[Description of the task]: Comb the records below for the string "JSON" and copy each line where it turns up.

[Entries with figure data]
______

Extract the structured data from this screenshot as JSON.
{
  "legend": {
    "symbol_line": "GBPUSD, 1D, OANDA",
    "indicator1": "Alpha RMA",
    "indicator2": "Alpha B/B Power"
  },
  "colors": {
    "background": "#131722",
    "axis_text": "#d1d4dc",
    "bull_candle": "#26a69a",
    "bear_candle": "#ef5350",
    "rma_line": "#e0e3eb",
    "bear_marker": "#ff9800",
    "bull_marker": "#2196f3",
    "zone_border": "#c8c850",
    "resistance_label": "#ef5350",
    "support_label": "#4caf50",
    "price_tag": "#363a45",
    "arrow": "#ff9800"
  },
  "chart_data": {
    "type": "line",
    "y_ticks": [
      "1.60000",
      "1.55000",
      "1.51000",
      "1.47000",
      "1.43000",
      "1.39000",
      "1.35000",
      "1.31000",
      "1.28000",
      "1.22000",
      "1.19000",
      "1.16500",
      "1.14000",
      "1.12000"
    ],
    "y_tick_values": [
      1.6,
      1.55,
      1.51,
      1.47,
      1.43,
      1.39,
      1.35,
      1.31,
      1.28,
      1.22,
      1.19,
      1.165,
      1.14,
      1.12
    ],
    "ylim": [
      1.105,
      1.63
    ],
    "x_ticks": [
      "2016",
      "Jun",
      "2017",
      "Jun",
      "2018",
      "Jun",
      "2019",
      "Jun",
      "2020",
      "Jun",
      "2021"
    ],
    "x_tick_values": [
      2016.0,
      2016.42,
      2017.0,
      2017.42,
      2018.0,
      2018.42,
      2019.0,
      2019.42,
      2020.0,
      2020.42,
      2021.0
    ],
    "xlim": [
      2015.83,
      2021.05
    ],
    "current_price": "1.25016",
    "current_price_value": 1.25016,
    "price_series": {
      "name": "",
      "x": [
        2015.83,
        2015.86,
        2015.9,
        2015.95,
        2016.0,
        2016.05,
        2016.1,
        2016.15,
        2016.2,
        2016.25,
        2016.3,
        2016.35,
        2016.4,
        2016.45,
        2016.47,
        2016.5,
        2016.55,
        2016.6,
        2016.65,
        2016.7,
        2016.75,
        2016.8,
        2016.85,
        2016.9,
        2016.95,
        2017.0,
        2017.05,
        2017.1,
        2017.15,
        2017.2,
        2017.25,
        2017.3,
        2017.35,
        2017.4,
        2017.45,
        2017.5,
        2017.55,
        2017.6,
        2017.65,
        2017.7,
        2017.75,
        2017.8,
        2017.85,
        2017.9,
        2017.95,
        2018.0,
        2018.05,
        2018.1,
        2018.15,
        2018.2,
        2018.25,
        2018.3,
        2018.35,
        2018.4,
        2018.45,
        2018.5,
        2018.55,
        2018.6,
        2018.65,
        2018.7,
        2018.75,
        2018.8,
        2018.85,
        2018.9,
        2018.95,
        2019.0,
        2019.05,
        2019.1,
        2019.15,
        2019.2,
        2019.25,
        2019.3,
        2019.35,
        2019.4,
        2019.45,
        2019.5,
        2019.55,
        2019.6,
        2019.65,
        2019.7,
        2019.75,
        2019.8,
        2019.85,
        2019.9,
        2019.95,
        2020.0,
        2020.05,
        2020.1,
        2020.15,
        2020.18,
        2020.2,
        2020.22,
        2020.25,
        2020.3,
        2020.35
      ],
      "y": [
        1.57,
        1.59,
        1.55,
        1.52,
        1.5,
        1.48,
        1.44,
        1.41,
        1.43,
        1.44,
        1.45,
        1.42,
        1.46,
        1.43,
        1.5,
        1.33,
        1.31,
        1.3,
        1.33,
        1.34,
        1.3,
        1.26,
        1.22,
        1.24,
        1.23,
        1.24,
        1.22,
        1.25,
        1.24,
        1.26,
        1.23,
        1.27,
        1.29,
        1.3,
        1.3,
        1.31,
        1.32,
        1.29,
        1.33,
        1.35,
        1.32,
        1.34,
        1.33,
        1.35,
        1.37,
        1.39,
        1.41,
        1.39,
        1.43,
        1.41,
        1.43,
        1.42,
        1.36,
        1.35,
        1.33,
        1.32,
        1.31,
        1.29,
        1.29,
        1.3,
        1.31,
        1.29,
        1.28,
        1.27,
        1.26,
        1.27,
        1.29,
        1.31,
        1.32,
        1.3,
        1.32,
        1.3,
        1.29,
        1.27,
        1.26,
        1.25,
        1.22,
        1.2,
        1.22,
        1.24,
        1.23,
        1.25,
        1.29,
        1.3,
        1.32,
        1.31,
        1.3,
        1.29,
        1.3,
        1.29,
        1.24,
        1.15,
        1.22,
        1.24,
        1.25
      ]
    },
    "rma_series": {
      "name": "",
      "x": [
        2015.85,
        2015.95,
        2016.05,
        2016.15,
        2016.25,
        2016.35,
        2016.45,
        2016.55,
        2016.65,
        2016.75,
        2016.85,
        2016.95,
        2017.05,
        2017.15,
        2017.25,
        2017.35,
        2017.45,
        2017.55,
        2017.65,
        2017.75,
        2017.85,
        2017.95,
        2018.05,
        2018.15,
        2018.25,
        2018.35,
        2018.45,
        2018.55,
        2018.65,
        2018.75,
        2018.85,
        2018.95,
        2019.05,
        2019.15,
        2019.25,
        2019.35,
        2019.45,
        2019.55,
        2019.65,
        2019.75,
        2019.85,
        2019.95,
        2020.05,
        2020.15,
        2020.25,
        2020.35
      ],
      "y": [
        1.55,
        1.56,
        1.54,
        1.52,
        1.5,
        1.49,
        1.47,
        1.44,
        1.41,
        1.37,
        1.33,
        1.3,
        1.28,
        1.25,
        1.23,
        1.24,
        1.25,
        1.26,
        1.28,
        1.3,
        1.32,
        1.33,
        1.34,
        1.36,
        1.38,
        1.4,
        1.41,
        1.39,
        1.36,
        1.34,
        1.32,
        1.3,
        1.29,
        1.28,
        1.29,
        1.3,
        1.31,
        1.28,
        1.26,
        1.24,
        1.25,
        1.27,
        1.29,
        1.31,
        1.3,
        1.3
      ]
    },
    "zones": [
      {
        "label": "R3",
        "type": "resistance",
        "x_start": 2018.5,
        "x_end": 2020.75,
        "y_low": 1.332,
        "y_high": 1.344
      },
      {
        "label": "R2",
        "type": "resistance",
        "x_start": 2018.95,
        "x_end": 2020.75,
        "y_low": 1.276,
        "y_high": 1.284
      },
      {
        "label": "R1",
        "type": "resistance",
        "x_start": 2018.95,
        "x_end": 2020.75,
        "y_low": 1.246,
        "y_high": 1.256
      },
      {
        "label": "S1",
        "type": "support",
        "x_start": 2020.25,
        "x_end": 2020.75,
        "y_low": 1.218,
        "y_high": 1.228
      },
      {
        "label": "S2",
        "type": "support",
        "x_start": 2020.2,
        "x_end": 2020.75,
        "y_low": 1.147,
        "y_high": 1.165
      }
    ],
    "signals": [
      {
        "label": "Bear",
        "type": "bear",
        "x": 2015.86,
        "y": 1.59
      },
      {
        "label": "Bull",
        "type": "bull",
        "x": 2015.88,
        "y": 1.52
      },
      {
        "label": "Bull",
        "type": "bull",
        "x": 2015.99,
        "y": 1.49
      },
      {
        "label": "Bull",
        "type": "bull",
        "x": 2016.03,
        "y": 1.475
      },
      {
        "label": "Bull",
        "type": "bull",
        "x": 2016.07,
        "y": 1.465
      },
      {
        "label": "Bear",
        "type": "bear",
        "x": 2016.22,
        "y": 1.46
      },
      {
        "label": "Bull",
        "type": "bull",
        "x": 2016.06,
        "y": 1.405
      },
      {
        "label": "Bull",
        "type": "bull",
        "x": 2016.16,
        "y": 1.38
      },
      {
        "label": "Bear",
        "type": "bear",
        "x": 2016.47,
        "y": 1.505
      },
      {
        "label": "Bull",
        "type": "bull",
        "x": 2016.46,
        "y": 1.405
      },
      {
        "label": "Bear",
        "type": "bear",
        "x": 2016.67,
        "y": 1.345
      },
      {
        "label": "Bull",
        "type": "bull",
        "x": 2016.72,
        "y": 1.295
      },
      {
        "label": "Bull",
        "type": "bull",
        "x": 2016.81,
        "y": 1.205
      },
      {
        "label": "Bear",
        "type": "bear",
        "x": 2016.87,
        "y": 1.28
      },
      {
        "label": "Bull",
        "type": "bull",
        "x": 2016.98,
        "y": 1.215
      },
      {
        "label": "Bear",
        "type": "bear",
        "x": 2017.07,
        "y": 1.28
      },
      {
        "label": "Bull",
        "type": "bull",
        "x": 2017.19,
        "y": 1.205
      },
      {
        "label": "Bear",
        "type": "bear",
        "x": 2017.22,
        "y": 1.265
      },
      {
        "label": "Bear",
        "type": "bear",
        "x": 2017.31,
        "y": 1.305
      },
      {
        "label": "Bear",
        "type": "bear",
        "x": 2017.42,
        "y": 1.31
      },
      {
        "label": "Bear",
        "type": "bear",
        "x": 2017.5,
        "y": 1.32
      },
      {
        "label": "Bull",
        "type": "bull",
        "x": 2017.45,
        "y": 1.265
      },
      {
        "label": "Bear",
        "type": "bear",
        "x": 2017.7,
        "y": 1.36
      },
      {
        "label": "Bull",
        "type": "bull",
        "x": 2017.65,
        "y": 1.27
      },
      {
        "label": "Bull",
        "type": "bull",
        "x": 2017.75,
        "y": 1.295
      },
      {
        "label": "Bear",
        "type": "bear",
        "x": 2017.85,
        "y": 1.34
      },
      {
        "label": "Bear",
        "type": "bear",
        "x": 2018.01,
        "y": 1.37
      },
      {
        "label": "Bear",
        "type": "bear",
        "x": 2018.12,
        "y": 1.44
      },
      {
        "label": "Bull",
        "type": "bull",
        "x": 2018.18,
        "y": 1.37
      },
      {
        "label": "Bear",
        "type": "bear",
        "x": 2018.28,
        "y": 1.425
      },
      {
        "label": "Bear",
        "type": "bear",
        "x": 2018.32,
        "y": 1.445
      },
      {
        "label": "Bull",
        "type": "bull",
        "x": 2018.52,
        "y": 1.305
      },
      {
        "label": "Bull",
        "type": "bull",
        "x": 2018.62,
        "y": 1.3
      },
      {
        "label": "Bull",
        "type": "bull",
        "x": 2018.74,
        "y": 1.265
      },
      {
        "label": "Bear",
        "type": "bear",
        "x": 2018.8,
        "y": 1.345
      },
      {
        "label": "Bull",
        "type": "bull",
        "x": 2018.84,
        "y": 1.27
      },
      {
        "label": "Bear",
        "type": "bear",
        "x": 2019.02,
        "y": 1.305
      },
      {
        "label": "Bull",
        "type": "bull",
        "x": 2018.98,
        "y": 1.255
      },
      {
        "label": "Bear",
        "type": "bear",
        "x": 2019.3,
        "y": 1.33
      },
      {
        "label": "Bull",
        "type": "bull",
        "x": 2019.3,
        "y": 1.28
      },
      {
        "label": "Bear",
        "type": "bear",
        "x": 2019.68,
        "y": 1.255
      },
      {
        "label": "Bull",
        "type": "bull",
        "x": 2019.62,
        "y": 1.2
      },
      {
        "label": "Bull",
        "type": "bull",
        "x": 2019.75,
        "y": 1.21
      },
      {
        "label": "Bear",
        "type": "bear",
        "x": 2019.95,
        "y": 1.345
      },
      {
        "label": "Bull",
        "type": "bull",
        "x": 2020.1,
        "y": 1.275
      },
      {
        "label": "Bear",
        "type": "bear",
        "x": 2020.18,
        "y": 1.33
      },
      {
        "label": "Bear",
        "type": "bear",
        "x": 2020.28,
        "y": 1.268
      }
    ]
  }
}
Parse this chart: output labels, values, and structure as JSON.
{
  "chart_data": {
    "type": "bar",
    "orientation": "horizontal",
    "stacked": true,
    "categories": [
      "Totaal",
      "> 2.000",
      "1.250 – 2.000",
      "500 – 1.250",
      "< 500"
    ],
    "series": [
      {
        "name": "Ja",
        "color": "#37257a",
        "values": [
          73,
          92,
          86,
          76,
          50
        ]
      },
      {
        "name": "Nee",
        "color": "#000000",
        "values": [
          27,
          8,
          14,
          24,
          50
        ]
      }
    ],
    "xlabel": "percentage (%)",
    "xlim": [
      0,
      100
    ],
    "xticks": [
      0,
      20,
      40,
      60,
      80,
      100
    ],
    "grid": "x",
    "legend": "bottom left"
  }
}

______

[Exercise solution]:
Extract the structured data from this screenshot as JSON.
Parse this chart: output labels, values, and structure as JSON.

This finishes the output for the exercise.